● Exercise:
Every entry must be given again exactly.

>> Begin Records supplied

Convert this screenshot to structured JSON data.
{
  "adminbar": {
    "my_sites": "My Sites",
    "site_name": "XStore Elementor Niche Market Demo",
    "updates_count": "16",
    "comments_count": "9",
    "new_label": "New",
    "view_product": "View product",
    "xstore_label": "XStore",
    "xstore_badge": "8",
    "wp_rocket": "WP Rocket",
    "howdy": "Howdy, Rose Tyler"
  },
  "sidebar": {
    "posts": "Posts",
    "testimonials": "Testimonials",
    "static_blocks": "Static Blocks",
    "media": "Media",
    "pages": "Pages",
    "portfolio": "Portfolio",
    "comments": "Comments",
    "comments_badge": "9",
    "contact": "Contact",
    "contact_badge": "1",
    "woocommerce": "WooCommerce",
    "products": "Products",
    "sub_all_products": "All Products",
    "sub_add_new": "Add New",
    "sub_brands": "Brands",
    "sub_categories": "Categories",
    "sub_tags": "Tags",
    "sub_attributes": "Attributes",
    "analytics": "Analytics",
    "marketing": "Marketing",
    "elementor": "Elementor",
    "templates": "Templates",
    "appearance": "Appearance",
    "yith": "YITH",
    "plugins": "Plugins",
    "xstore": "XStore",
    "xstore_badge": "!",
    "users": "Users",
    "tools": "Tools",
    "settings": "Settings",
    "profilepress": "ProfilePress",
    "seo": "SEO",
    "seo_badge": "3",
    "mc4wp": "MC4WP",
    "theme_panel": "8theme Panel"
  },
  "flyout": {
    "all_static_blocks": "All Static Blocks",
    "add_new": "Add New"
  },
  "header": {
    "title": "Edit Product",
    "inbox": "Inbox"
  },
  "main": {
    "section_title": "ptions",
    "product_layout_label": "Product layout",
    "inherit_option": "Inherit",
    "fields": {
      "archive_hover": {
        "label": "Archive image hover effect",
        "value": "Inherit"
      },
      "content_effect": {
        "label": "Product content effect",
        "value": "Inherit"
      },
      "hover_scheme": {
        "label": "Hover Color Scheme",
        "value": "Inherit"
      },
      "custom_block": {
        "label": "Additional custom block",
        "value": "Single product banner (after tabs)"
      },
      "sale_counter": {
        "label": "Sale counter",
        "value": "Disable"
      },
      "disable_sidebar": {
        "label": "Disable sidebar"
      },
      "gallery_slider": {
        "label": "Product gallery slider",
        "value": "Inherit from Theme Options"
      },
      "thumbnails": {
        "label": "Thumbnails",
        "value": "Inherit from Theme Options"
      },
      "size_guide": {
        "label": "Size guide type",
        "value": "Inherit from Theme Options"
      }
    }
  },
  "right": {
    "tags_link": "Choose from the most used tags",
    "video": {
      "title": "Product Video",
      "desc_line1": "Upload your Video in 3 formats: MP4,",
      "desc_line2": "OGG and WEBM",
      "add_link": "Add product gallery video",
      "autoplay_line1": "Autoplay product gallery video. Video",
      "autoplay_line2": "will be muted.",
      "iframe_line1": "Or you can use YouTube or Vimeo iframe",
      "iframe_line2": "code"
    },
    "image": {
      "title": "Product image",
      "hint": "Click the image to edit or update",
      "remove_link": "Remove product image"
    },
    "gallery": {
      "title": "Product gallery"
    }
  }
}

>> End Records supplied

● Solution for this problem:
Convert this screenshot to structured JSON data.
{
  "adminbar": {
    "my_sites": "My Sites",
    "site_name": "XStore Elementor Niche Market Demo",
    "updates_count": "16",
    "comments_count": "9",
    "new_label": "New",
    "view_product": "View product",
    "xstore_label": "XStore",
    "xstore_badge": "8",
    "wp_rocket": "WP Rocket",
    "howdy": "Howdy, Rose Tyler"
  },
  "sidebar": {
    "posts": "Posts",
    "testimonials": "Testimonials",
    "static_blocks": "Static Blocks",
    "media": "Media",
    "pages": "Pages",
    "portfolio": "Portfolio",
    "comments": "Comments",
    "comments_badge": "9",
    "contact": "Contact",
    "contact_badge": "1",
    "woocommerce": "WooCommerce",
    "products": "Products",
    "sub_all_products": "All Products",
    "sub_add_new": "Add New",
    "sub_brands": "Brands",
    "sub_categories": "Categories",
    "sub_tags": "Tags",
    "sub_attributes": "Attributes",
    "analytics": "Analytics",
    "marketing": "Marketing",
    "elementor": "Elementor",
    "templates": "Templates",
    "appearance": "Appearance",
    "yith": "YITH",
    "plugins": "Plugins",
    "xstore": "XStore",
    "xstore_badge": "!",
    "users": "Users",
    "tools": "Tools",
    "settings": "Settings",
    "profilepress": "ProfilePress",
    "seo": "SEO",
    "seo_badge": "3",
    "mc4wp": "MC4WP",
    "theme_panel": "8theme Panel"
  },
  "flyout": {
    "all_static_blocks": "All Static Blocks",
    "add_new": "Add New"
  },
  "header": {
    "title": "Edit Product",
    "inbox": "Inbox"
  },
  "main": {
    "section_title": "ptions",
    "product_layout_label": "Product layout",
    "inherit_option": "Inherit",
    "fields": {
      "archive_hover": {
        "label": "Archive image hover effect",
        "value": "Inherit"
      },
      "content_effect": {
        "label": "Product content effect",
        "value": "Inherit"
      },
      "hover_scheme": {
        "label": "Hover Color Scheme",
        "value": "Inherit"
      },
      "custom_block": {
        "label": "Additional custom block",
        "value": "Single product banner (after tabs)"
      },
      "sale_counter": {
        "label": "Sale counter",
        "value": "Disable"
      },
      "disable_sidebar": {
        "label": "Disable sidebar"
      },
      "gallery_slider": {
        "label": "Product gallery slider",
        "value": "Inherit from Theme Options"
      },
      "thumbnails": {
        "label": "Thumbnails",
        "value": "Inherit from Theme Options"
      },
      "size_guide": {
        "label": "Size guide type",
        "value": "Inherit from Theme Options"
      }
    }
  },
  "right": {
    "tags_link": "Choose from the most used tags",
    "video": {
      "title": "Product Video",
      "desc_line1": "Upload your Video in 3 formats: MP4,",
      "desc_line2": "OGG and WEBM",
      "add_link": "Add product gallery video",
      "autoplay_line1": "Autoplay product gallery video. Video",
      "autoplay_line2": "will be muted.",
      "iframe_line1": "Or you can use YouTube or Vimeo iframe",
      "iframe_line2": "code"
    },
    "image": {
      "title": "Product image",
      "hint": "Click the image to edit or update",
      "remove_link": "Remove product image"
    },
    "gallery": {
      "title": "Product gallery"
    }
  }
}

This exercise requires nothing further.